** start Material for this task **

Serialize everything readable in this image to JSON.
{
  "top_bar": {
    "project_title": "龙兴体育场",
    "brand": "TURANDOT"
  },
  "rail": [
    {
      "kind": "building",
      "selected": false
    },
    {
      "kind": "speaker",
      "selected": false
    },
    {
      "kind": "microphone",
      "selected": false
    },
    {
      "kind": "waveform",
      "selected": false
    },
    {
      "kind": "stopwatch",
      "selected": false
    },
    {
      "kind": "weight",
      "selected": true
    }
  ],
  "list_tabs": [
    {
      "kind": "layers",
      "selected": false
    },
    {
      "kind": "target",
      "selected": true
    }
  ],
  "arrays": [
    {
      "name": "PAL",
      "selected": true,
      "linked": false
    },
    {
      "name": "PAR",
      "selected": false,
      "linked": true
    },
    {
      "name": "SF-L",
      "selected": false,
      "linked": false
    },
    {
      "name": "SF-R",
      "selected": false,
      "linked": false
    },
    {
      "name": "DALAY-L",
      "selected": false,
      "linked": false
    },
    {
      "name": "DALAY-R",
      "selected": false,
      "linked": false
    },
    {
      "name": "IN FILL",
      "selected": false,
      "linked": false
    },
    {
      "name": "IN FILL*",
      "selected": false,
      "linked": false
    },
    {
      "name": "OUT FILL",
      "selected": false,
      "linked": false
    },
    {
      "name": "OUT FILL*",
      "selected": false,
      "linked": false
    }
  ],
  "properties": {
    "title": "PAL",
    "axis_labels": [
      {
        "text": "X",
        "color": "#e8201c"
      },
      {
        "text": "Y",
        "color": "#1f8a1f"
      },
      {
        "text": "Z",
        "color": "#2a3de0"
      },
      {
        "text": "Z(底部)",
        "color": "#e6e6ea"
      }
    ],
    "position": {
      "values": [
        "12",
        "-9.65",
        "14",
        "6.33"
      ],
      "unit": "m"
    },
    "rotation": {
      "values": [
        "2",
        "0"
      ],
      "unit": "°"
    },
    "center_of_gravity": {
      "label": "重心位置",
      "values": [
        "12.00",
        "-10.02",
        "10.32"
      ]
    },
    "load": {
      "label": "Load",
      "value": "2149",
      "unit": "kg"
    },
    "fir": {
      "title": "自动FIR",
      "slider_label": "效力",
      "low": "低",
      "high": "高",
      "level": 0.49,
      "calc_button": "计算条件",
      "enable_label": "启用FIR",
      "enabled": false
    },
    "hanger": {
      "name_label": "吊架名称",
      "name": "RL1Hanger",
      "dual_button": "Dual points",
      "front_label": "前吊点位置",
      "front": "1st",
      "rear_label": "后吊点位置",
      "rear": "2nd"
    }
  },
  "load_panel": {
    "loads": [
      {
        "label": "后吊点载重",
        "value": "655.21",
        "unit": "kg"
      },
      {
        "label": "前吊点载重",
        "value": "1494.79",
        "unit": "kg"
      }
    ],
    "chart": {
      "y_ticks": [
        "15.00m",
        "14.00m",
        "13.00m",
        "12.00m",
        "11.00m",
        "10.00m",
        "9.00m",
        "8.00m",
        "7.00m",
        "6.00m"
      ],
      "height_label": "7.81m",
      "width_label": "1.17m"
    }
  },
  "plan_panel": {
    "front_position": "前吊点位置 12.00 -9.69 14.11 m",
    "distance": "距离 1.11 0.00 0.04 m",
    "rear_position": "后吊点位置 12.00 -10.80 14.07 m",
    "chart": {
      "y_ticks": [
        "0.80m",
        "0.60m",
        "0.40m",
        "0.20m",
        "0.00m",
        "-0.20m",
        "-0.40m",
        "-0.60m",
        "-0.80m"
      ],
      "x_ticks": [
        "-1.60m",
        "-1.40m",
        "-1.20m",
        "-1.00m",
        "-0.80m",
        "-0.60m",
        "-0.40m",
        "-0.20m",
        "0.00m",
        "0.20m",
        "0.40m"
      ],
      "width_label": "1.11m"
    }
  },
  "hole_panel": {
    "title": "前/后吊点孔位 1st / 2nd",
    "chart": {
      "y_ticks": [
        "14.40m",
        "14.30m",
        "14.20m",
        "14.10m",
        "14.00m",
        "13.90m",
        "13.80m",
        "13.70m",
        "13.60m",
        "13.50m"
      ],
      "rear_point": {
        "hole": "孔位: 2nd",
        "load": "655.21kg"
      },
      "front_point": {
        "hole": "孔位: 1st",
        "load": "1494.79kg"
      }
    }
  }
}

** end Material for this task **

## Given instruction
From the data above, copy out every line with the string "后吊点位置" in it.

## Final result
      "rear_label": "后吊点位置",
    "rear_position": "后吊点位置 12.00 -10.80 14.07 m",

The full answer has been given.